# REQUIRED TASK
Go through the entries below and copy each line containing the word "this".

# ROWS

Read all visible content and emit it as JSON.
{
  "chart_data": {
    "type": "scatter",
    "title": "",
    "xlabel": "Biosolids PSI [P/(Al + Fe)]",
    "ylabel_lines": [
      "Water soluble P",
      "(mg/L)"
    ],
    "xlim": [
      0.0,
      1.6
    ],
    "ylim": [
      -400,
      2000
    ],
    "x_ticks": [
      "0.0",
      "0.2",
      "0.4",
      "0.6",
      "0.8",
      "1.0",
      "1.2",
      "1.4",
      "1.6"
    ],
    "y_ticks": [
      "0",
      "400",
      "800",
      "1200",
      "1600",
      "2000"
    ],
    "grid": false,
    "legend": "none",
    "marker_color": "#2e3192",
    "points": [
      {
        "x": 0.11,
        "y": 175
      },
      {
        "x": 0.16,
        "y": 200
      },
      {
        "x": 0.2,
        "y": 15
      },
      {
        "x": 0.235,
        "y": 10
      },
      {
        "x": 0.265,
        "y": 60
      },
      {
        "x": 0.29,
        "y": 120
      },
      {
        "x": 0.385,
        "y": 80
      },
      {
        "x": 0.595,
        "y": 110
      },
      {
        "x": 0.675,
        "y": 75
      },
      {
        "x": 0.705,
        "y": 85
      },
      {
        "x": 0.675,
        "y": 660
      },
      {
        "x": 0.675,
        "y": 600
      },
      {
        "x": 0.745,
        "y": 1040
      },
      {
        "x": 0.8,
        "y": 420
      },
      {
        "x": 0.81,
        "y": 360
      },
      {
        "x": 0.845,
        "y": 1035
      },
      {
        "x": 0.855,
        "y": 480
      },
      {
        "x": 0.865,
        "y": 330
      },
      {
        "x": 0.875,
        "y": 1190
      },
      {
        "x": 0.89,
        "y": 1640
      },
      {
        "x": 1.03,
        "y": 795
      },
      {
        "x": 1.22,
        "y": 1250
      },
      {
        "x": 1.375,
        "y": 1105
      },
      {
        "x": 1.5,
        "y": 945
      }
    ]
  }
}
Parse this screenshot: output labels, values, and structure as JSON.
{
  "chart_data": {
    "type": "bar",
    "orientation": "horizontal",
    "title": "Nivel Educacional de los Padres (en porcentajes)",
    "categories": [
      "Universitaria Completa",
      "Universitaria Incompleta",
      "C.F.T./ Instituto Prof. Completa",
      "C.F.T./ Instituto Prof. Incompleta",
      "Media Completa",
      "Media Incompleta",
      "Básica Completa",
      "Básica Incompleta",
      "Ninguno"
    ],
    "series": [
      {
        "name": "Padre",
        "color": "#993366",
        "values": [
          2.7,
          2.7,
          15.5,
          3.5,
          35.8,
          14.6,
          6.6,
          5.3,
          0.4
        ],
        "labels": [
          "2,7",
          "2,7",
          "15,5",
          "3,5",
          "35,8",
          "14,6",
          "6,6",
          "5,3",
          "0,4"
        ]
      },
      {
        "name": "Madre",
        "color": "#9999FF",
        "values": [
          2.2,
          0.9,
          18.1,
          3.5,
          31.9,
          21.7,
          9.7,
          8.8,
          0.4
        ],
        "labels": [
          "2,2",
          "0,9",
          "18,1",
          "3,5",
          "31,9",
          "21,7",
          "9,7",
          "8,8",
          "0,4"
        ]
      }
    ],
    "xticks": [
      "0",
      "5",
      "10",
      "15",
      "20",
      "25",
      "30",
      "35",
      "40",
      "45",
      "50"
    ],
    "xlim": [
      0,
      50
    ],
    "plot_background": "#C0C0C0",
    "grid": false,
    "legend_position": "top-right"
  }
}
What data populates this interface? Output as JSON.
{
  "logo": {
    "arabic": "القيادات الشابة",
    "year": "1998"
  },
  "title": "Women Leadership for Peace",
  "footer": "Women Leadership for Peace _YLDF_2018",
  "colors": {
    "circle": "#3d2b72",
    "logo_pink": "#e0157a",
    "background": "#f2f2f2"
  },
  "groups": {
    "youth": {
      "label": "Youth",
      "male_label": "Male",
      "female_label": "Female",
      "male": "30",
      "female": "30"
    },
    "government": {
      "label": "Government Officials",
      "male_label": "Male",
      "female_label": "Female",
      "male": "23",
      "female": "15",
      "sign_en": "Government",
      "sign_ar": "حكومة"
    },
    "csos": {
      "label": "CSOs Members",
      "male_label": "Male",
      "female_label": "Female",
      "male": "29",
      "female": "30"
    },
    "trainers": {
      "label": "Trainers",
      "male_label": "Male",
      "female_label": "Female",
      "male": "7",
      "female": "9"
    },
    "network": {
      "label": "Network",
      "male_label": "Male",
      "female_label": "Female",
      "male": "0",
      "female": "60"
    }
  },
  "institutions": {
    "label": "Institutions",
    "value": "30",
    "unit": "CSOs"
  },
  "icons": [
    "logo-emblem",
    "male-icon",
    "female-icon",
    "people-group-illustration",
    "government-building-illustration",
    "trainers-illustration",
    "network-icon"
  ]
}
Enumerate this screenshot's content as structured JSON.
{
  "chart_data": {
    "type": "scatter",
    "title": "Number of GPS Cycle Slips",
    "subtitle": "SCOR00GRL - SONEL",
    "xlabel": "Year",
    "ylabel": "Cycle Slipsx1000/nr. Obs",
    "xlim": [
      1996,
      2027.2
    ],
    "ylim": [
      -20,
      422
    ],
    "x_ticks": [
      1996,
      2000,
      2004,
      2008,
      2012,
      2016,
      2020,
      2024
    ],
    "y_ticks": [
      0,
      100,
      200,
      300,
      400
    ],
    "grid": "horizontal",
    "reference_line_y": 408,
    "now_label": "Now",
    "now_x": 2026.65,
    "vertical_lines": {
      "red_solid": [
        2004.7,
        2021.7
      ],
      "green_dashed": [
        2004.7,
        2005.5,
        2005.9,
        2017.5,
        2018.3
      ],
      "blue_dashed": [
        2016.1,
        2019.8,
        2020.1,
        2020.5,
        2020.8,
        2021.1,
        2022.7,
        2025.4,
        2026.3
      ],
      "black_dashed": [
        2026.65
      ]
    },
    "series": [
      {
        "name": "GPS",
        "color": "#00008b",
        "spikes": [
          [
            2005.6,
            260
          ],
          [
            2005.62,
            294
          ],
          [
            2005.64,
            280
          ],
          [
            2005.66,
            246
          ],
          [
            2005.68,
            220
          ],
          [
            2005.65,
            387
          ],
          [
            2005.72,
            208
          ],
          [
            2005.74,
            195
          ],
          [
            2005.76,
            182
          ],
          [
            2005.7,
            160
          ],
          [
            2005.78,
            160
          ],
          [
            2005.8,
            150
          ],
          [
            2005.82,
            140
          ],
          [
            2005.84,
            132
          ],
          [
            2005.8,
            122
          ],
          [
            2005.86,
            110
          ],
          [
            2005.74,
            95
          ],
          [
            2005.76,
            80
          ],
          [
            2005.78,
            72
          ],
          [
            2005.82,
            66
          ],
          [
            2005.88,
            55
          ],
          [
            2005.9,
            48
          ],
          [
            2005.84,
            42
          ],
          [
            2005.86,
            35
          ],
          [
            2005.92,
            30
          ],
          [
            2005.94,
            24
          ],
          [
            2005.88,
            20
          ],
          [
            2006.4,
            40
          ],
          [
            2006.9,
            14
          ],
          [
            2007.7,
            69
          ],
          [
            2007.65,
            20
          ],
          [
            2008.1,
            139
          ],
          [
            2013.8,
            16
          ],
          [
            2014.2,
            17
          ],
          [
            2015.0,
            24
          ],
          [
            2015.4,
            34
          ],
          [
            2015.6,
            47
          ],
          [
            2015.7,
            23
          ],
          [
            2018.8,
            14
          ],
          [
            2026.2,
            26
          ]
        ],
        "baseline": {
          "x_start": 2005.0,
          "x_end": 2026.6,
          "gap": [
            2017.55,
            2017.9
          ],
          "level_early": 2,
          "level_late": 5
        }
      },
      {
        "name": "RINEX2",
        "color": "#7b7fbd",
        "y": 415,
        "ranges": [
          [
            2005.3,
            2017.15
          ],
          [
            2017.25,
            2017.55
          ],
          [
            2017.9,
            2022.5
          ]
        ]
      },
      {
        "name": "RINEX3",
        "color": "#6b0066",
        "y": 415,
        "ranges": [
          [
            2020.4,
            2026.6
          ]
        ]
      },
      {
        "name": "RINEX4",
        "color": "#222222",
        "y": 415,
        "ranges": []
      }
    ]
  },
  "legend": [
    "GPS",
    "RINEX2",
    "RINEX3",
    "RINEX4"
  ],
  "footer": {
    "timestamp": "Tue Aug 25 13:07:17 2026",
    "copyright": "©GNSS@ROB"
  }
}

# CORRECT RESULT
Parse this screenshot: output labels, values, and structure as JSON.
What data populates this interface? Output as JSON.
Enumerate this screenshot's content as structured JSON.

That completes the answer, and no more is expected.